* _Input rows_:
-- start --

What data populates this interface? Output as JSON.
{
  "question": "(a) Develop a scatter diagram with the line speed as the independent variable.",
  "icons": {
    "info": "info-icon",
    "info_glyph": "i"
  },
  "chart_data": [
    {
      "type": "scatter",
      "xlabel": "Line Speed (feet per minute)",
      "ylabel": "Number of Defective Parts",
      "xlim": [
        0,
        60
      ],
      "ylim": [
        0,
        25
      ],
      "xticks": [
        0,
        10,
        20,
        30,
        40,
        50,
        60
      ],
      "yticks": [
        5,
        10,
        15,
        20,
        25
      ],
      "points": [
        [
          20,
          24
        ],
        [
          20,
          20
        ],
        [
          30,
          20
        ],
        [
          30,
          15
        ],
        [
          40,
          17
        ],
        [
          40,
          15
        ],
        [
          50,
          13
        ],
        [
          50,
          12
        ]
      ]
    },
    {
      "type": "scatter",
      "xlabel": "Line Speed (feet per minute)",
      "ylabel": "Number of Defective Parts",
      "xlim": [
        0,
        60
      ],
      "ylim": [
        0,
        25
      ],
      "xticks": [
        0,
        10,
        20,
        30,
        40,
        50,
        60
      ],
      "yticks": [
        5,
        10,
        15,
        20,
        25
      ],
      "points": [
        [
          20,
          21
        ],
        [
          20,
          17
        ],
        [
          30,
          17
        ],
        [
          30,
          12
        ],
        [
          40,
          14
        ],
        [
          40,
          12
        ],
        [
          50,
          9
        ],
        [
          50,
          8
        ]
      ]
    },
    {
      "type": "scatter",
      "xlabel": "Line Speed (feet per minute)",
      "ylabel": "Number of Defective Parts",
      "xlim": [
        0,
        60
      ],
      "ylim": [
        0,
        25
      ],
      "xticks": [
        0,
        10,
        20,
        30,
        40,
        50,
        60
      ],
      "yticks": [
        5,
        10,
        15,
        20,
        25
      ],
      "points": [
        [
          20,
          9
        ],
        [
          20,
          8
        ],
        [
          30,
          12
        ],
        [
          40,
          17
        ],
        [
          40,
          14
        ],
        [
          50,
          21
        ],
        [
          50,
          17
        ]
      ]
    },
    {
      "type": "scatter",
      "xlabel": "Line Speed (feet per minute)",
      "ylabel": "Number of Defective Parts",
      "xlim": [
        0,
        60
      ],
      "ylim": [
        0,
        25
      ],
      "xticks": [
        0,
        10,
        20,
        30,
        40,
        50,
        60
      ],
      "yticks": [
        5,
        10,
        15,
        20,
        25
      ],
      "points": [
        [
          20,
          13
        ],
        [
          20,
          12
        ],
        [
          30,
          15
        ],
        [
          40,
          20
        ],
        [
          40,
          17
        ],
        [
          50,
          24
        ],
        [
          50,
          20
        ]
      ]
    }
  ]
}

-- end --

* _Objective_: Repeat each record exactly, leaving nothing out.

* _Solution for this problem_:
What data populates this interface? Output as JSON.
{
  "question": "(a) Develop a scatter diagram with the line speed as the independent variable.",
  "icons": {
    "info": "info-icon",
    "info_glyph": "i"
  },
  "chart_data": [
    {
      "type": "scatter",
      "xlabel": "Line Speed (feet per minute)",
      "ylabel": "Number of Defective Parts",
      "xlim": [
        0,
        60
      ],
      "ylim": [
        0,
        25
      ],
      "xticks": [
        0,
        10,
        20,
        30,
        40,
        50,
        60
      ],
      "yticks": [
        5,
        10,
        15,
        20,
        25
      ],
      "points": [
        [
          20,
          24
        ],
        [
          20,
          20
        ],
        [
          30,
          20
        ],
        [
          30,
          15
        ],
        [
          40,
          17
        ],
        [
          40,
          15
        ],
        [
          50,
          13
        ],
        [
          50,
          12
        ]
      ]
    },
    {
      "type": "scatter",
      "xlabel": "Line Speed (feet per minute)",
      "ylabel": "Number of Defective Parts",
      "xlim": [
        0,
        60
      ],
      "ylim": [
        0,
        25
      ],
      "xticks": [
        0,
        10,
        20,
        30,
        40,
        50,
        60
      ],
      "yticks": [
        5,
        10,
        15,
        20,
        25
      ],
      "points": [
        [
          20,
          21
        ],
        [
          20,
          17
        ],
        [
          30,
          17
        ],
        [
          30,
          12
        ],
        [
          40,
          14
        ],
        [
          40,
          12
        ],
        [
          50,
          9
        ],
        [
          50,
          8
        ]
      ]
    },
    {
      "type": "scatter",
      "xlabel": "Line Speed (feet per minute)",
      "ylabel": "Number of Defective Parts",
      "xlim": [
        0,
        60
      ],
      "ylim": [
        0,
        25
      ],
      "xticks": [
        0,
        10,
        20,
        30,
        40,
        50,
        60
      ],
      "yticks": [
        5,
        10,
        15,
        20,
        25
      ],
      "points": [
        [
          20,
          9
        ],
        [
          20,
          8
        ],
        [
          30,
          12
        ],
        [
          40,
          17
        ],
        [
          40,
          14
        ],
        [
          50,
          21
        ],
        [
          50,
          17
        ]
      ]
    },
    {
      "type": "scatter",
      "xlabel": "Line Speed (feet per minute)",
      "ylabel": "Number of Defective Parts",
      "xlim": [
        0,
        60
      ],
      "ylim": [
        0,
        25
      ],
      "xticks": [
        0,
        10,
        20,
        30,
        40,
        50,
        60
      ],
      "yticks": [
        5,
        10,
        15,
        20,
        25
      ],
      "points": [
        [
          20,
          13
        ],
        [
          20,
          12
        ],
        [
          30,
          15
        ],
        [
          40,
          20
        ],
        [
          40,
          17
        ],
        [
          50,
          24
        ],
        [
          50,
          20
        ]
      ]
    }
  ]
}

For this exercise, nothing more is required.